__Record list__:
-- START --

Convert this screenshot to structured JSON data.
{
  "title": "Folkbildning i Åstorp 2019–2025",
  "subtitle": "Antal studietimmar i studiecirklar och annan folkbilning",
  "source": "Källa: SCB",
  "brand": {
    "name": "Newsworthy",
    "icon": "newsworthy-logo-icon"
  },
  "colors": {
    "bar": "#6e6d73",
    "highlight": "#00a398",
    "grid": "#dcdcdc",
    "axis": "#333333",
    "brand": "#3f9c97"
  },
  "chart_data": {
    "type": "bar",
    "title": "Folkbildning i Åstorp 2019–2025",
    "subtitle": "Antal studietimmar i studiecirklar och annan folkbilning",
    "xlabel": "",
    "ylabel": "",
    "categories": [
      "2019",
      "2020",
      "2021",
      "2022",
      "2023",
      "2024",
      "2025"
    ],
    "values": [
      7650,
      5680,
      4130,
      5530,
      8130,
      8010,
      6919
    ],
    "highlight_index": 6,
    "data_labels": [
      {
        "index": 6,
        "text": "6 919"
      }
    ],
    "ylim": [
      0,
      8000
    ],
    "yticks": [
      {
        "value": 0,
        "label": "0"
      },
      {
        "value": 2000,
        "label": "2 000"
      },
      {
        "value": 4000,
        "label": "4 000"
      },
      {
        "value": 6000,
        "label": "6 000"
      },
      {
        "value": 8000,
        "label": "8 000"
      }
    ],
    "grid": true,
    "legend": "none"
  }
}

-- END --

__What is asked__: Your task is to repeat each line of the material exactly.

__Full output__:
Convert this screenshot to structured JSON data.
{
  "title": "Folkbildning i Åstorp 2019–2025",
  "subtitle": "Antal studietimmar i studiecirklar och annan folkbilning",
  "source": "Källa: SCB",
  "brand": {
    "name": "Newsworthy",
    "icon": "newsworthy-logo-icon"
  },
  "colors": {
    "bar": "#6e6d73",
    "highlight": "#00a398",
    "grid": "#dcdcdc",
    "axis": "#333333",
    "brand": "#3f9c97"
  },
  "chart_data": {
    "type": "bar",
    "title": "Folkbildning i Åstorp 2019–2025",
    "subtitle": "Antal studietimmar i studiecirklar och annan folkbilning",
    "xlabel": "",
    "ylabel": "",
    "categories": [
      "2019",
      "2020",
      "2021",
      "2022",
      "2023",
      "2024",
      "2025"
    ],
    "values": [
      7650,
      5680,
      4130,
      5530,
      8130,
      8010,
      6919
    ],
    "highlight_index": 6,
    "data_labels": [
      {
        "index": 6,
        "text": "6 919"
      }
    ],
    "ylim": [
      0,
      8000
    ],
    "yticks": [
      {
        "value": 0,
        "label": "0"
      },
      {
        "value": 2000,
        "label": "2 000"
      },
      {
        "value": 4000,
        "label": "4 000"
      },
      {
        "value": 6000,
        "label": "6 000"
      },
      {
        "value": 8000,
        "label": "8 000"
      }
    ],
    "grid": true,
    "legend": "none"
  }
}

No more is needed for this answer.